### WHAT THIS TASK INVOLVES
In the listing that follows, count each line where the word "слушаю" appears; write nothing but the count.

### RECORDED DATA
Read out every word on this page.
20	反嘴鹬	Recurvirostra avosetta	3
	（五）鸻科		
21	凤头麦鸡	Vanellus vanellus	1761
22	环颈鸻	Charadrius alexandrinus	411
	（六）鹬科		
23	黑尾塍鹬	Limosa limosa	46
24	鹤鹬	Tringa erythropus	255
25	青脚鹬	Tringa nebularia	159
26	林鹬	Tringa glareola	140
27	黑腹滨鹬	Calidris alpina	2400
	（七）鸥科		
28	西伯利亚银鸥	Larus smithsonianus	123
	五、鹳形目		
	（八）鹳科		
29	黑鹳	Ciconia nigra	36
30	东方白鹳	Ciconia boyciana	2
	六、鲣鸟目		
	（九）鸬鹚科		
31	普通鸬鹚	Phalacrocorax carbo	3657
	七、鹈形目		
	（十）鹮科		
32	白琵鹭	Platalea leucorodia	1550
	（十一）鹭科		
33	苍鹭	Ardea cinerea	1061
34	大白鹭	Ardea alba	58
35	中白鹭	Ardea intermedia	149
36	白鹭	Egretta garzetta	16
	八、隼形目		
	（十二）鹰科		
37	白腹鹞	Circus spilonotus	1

* * *

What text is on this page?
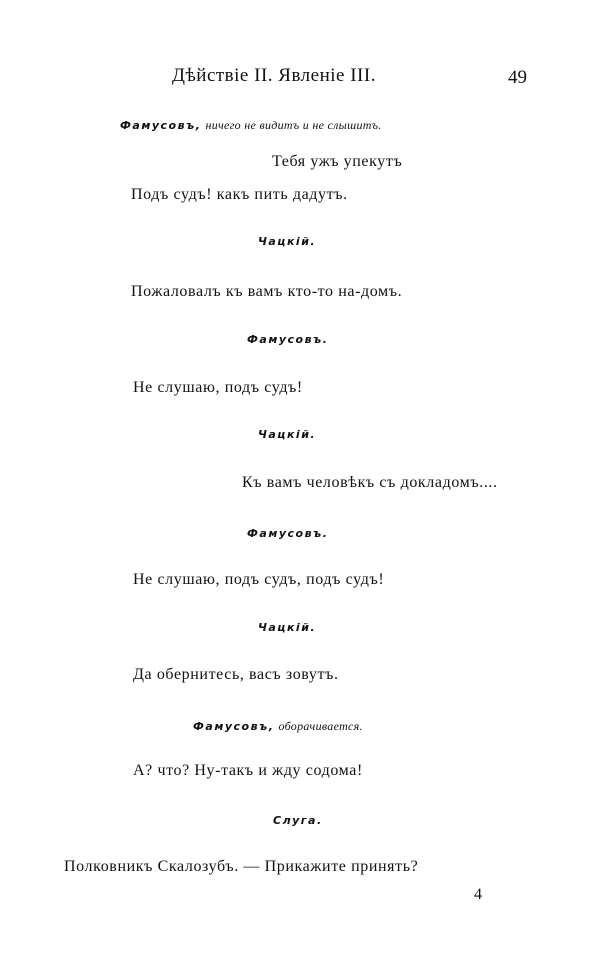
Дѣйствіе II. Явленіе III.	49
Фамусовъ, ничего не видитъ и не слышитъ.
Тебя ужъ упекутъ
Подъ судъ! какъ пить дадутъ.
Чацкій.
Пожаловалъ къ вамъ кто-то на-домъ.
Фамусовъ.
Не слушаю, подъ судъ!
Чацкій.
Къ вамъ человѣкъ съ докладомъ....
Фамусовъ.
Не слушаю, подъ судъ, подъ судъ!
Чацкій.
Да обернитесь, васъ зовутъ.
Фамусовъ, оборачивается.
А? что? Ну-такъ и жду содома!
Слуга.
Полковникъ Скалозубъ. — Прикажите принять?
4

* * *

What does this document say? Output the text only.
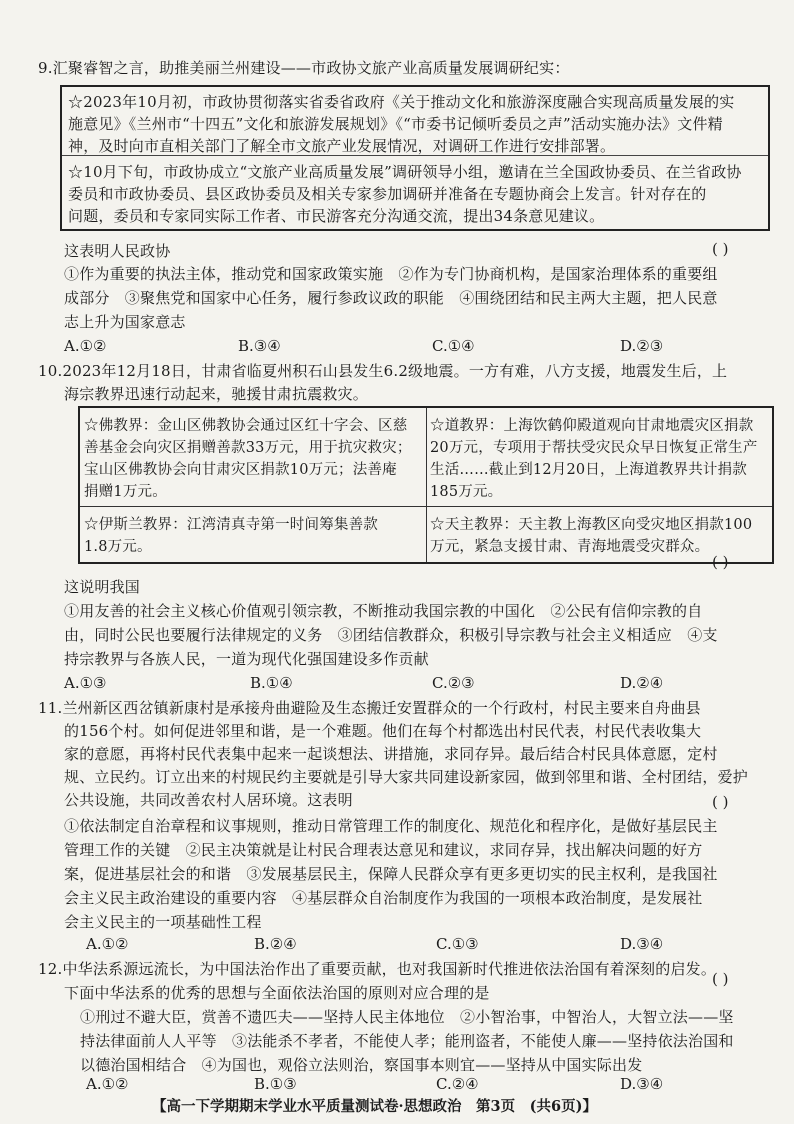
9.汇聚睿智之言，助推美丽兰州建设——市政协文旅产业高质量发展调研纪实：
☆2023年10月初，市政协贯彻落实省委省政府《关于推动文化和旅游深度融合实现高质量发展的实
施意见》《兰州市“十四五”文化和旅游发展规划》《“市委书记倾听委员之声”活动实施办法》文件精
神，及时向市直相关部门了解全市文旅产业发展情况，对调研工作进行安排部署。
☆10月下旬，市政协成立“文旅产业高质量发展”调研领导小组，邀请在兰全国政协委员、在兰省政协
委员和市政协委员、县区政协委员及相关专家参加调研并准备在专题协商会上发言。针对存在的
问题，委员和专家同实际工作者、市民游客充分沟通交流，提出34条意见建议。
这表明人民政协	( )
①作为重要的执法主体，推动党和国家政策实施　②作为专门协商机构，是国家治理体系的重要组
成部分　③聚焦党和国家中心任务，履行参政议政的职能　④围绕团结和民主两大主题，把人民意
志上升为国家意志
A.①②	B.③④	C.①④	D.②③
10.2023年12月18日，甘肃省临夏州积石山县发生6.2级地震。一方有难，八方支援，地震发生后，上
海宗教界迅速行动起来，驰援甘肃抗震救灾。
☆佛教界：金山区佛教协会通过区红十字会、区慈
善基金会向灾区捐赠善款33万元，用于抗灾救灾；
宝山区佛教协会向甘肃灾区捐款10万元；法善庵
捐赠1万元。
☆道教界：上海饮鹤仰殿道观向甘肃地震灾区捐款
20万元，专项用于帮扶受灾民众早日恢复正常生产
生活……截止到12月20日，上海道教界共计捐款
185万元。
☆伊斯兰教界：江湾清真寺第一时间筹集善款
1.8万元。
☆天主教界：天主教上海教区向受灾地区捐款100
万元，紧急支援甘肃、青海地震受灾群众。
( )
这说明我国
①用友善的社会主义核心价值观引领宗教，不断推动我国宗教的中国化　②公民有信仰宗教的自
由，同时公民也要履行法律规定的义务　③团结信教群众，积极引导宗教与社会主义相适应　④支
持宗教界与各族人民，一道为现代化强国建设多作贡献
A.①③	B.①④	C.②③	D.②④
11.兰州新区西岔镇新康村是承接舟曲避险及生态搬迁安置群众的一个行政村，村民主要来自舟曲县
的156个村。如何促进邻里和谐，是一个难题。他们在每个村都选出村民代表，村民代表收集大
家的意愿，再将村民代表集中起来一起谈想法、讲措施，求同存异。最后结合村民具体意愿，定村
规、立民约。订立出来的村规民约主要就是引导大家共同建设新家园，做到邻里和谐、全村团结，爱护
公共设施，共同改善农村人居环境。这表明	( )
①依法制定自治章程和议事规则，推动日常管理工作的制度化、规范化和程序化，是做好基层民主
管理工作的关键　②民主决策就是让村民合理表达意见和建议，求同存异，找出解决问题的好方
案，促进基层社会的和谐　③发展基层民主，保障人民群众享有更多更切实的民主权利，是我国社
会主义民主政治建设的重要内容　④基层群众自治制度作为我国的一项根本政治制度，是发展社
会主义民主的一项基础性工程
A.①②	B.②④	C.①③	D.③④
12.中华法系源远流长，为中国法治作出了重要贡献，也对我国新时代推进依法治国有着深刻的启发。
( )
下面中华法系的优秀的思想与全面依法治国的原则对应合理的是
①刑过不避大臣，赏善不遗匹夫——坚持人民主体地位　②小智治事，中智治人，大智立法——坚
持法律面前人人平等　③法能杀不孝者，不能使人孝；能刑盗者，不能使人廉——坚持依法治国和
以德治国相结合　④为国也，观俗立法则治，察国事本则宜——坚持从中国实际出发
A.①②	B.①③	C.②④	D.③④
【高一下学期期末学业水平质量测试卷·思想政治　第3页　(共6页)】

### TASK OUTPUT
2